─── DATASET RECORDS

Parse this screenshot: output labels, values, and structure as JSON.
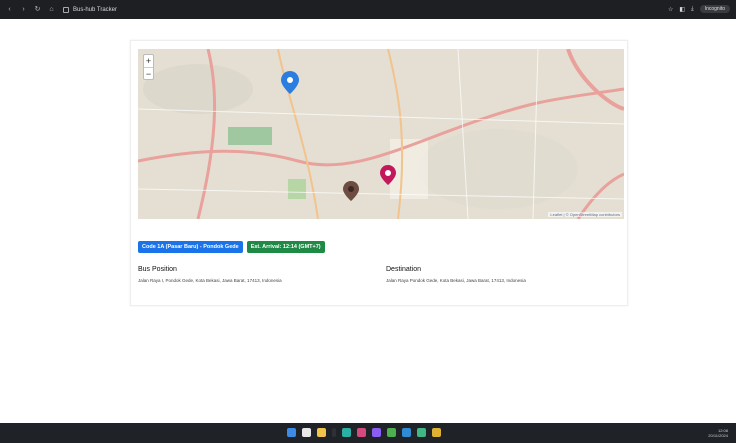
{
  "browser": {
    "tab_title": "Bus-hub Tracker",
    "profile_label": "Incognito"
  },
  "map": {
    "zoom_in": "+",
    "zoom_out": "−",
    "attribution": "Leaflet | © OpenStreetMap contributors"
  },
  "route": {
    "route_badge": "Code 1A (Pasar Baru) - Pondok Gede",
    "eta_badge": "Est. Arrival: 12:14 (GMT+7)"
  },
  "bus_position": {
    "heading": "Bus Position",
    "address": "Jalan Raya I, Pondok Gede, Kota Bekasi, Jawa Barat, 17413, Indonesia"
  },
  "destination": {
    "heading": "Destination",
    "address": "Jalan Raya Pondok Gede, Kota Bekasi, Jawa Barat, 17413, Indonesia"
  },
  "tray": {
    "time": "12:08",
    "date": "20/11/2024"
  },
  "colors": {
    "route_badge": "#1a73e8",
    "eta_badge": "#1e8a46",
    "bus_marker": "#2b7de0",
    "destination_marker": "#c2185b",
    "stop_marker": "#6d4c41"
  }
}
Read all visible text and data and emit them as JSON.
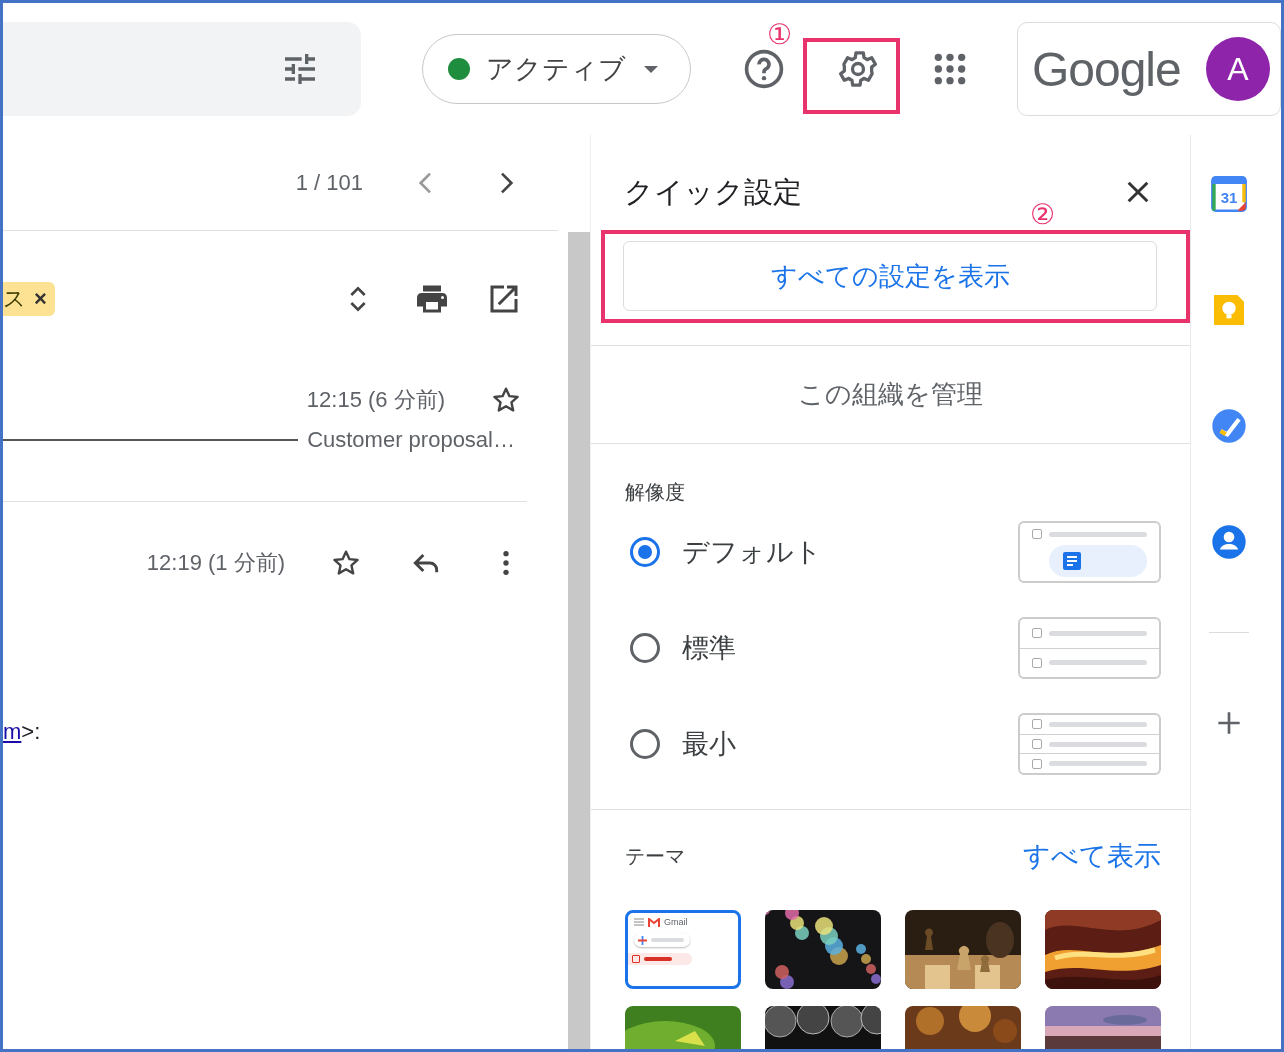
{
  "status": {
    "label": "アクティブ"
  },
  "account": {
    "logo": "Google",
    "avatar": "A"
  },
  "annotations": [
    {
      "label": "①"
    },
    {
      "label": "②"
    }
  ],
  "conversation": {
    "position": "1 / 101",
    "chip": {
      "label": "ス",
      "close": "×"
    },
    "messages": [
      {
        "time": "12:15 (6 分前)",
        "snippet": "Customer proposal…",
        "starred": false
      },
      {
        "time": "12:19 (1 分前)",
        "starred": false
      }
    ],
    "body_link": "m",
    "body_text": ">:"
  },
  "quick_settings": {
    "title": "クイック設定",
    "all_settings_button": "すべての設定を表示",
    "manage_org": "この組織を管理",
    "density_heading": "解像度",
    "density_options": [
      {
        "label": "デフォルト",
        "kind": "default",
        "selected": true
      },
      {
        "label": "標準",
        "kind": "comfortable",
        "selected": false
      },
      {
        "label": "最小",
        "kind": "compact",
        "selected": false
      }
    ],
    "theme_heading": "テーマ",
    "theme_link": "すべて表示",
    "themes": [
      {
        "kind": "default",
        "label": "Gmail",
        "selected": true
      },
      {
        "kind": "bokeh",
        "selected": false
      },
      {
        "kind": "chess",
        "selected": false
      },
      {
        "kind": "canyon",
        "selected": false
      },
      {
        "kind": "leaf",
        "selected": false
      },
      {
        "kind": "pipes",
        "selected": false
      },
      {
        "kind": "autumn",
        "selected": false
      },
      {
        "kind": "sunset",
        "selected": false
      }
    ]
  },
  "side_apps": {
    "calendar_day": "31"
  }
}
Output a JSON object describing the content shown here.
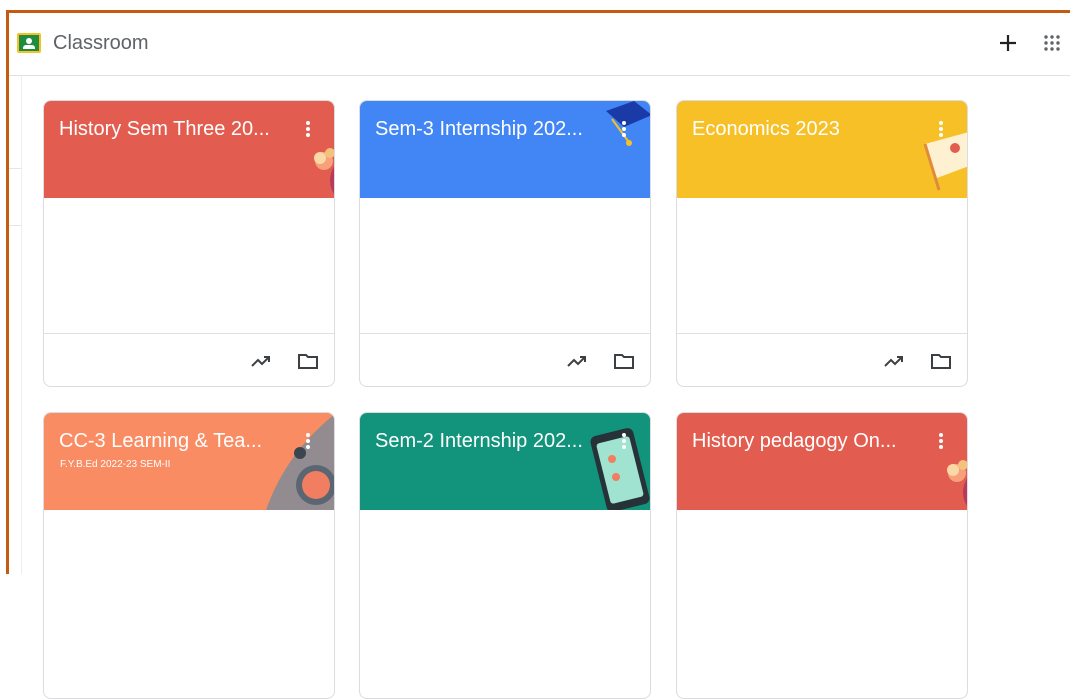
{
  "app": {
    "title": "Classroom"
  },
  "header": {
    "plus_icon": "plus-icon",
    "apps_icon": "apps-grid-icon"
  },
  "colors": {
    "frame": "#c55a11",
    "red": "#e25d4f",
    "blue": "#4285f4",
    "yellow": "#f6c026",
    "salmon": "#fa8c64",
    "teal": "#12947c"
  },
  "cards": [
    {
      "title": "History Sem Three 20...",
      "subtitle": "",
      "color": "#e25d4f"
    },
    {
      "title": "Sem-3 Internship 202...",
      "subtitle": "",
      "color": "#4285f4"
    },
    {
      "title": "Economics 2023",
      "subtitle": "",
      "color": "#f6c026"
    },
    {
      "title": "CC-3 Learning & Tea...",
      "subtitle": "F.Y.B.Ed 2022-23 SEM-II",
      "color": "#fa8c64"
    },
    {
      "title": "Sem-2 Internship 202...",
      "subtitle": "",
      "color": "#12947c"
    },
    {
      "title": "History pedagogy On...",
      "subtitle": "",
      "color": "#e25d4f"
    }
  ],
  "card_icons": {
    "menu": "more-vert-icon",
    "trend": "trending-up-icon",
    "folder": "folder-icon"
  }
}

──────

__WHAT THIS TASK INVOLVES__: Please set down each line of the data above exactly as written, without the pictures.

__COMPLETE RESPONSE__:
Parse this screenshot: output labels, values, and structure as JSON.
{
  "browser": {
    "tab_title": "Bus-hub Tracker",
    "profile_label": "Incognito"
  },
  "map": {
    "zoom_in": "+",
    "zoom_out": "−",
    "attribution": "Leaflet | © OpenStreetMap contributors"
  },
  "route": {
    "route_badge": "Code 1A (Pasar Baru) - Pondok Gede",
    "eta_badge": "Est. Arrival: 12:14 (GMT+7)"
  },
  "bus_position": {
    "heading": "Bus Position",
    "address": "Jalan Raya I, Pondok Gede, Kota Bekasi, Jawa Barat, 17413, Indonesia"
  },
  "destination": {
    "heading": "Destination",
    "address": "Jalan Raya Pondok Gede, Kota Bekasi, Jawa Barat, 17413, Indonesia"
  },
  "tray": {
    "time": "12:08",
    "date": "20/11/2024"
  },
  "colors": {
    "route_badge": "#1a73e8",
    "eta_badge": "#1e8a46",
    "bus_marker": "#2b7de0",
    "destination_marker": "#c2185b",
    "stop_marker": "#6d4c41"
  }
}
Read all visible text and data and emit them as JSON.
{
  "status": {
    "label": "アクティブ"
  },
  "account": {
    "logo": "Google",
    "avatar": "A"
  },
  "annotations": [
    {
      "label": "①"
    },
    {
      "label": "②"
    }
  ],
  "conversation": {
    "position": "1 / 101",
    "chip": {
      "label": "ス",
      "close": "×"
    },
    "messages": [
      {
        "time": "12:15 (6 分前)",
        "snippet": "Customer proposal…",
        "starred": false
      },
      {
        "time": "12:19 (1 分前)",
        "starred": false
      }
    ],
    "body_link": "m",
    "body_text": ">:"
  },
  "quick_settings": {
    "title": "クイック設定",
    "all_settings_button": "すべての設定を表示",
    "manage_org": "この組織を管理",
    "density_heading": "解像度",
    "density_options": [
      {
        "label": "デフォルト",
        "kind": "default",
        "selected": true
      },
      {
        "label": "標準",
        "kind": "comfortable",
        "selected": false
      },
      {
        "label": "最小",
        "kind": "compact",
        "selected": false
      }
    ],
    "theme_heading": "テーマ",
    "theme_link": "すべて表示",
    "themes": [
      {
        "kind": "default",
        "label": "Gmail",
        "selected": true
      },
      {
        "kind": "bokeh",
        "selected": false
      },
      {
        "kind": "chess",
        "selected": false
      },
      {
        "kind": "canyon",
        "selected": false
      },
      {
        "kind": "leaf",
        "selected": false
      },
      {
        "kind": "pipes",
        "selected": false
      },
      {
        "kind": "autumn",
        "selected": false
      },
      {
        "kind": "sunset",
        "selected": false
      }
    ]
  },
  "side_apps": {
    "calendar_day": "31"
  }
}
Output a JSON object describing the content shown here.
{
  "app": {
    "title": "Classroom"
  },
  "header": {
    "plus_icon": "plus-icon",
    "apps_icon": "apps-grid-icon"
  },
  "colors": {
    "frame": "#c55a11",
    "red": "#e25d4f",
    "blue": "#4285f4",
    "yellow": "#f6c026",
    "salmon": "#fa8c64",
    "teal": "#12947c"
  },
  "cards": [
    {
      "title": "History Sem Three 20...",
      "subtitle": "",
      "color": "#e25d4f"
    },
    {
      "title": "Sem-3 Internship 202...",
      "subtitle": "",
      "color": "#4285f4"
    },
    {
      "title": "Economics 2023",
      "subtitle": "",
      "color": "#f6c026"
    },
    {
      "title": "CC-3 Learning & Tea...",
      "subtitle": "F.Y.B.Ed 2022-23 SEM-II",
      "color": "#fa8c64"
    },
    {
      "title": "Sem-2 Internship 202...",
      "subtitle": "",
      "color": "#12947c"
    },
    {
      "title": "History pedagogy On...",
      "subtitle": "",
      "color": "#e25d4f"
    }
  ],
  "card_icons": {
    "menu": "more-vert-icon",
    "trend": "trending-up-icon",
    "folder": "folder-icon"
  }
}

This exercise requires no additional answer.